- _Problem statement_
Find every line in the records that holds the string "Success". Copy each one.

- _Stored entries_
━━━━━━━━━━━━━━━━━━━━━━━━━━━━━━
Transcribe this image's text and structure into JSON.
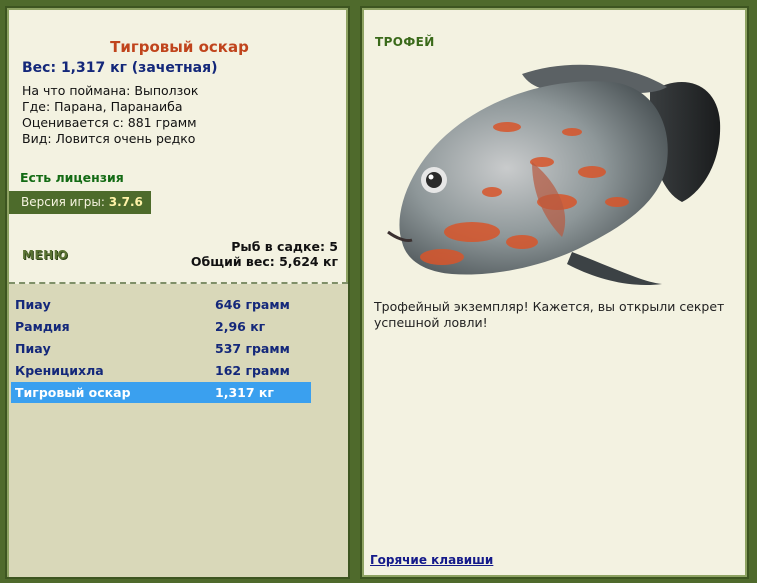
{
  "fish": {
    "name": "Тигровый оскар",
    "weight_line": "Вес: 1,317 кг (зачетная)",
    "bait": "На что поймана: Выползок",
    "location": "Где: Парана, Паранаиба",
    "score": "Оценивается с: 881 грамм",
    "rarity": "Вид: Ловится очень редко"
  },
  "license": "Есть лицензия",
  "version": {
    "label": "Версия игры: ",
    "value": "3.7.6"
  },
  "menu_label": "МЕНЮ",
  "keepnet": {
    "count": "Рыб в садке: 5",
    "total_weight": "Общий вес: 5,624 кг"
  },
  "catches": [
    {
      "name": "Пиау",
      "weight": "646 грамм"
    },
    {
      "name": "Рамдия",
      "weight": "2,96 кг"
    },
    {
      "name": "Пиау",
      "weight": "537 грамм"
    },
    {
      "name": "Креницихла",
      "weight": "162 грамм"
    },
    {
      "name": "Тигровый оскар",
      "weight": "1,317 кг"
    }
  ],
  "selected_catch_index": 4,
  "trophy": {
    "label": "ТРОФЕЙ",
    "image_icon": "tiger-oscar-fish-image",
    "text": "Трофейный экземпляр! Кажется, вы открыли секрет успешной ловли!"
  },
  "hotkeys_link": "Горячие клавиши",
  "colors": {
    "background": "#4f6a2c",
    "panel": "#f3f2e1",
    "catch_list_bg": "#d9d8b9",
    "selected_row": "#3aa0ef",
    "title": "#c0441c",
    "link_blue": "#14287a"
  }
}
━━━━━━━━━━━━━━━━━━━━━━━━━━━━━━
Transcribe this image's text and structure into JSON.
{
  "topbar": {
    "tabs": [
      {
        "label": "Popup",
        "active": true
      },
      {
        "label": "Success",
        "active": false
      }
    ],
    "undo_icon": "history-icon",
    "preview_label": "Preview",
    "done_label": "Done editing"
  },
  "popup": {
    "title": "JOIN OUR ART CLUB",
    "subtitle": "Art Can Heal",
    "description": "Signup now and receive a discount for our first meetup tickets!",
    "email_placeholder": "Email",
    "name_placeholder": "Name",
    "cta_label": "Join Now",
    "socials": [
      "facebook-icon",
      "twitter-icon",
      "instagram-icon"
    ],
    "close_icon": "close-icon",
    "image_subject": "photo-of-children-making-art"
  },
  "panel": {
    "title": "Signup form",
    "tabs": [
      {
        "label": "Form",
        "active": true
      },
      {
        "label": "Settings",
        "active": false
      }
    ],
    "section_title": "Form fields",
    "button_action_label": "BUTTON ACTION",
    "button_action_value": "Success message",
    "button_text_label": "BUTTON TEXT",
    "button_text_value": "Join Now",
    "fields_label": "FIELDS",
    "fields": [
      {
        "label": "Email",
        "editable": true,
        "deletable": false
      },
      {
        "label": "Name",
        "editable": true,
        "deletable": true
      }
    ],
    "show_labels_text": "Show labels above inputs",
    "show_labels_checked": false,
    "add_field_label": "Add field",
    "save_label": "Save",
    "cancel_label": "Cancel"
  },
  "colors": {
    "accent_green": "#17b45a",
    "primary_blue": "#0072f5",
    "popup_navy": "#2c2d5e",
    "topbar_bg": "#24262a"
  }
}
━━━━━━━━━━━━━━━━━━━━━━━━━━━━━━
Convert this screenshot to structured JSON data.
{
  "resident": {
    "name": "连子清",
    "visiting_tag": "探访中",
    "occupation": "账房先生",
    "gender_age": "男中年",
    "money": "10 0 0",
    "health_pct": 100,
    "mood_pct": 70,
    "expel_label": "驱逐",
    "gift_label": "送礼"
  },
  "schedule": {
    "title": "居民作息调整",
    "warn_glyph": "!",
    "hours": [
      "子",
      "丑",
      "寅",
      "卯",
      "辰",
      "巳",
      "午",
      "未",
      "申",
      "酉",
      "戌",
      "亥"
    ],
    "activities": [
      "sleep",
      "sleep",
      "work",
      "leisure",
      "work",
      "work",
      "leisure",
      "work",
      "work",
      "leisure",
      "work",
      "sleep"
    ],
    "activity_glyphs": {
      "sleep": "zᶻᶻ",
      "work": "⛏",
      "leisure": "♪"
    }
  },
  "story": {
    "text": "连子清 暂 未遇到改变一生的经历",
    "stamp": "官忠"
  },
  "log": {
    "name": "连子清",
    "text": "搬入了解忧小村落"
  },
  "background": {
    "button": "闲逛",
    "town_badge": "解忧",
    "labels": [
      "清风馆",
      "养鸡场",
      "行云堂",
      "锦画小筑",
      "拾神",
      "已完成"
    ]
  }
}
━━━━━━━━━━━━━━━━━━━━━━━━━━━━━━
- _Full response_
        "label": "Success",
    "button_action_value": "Success message",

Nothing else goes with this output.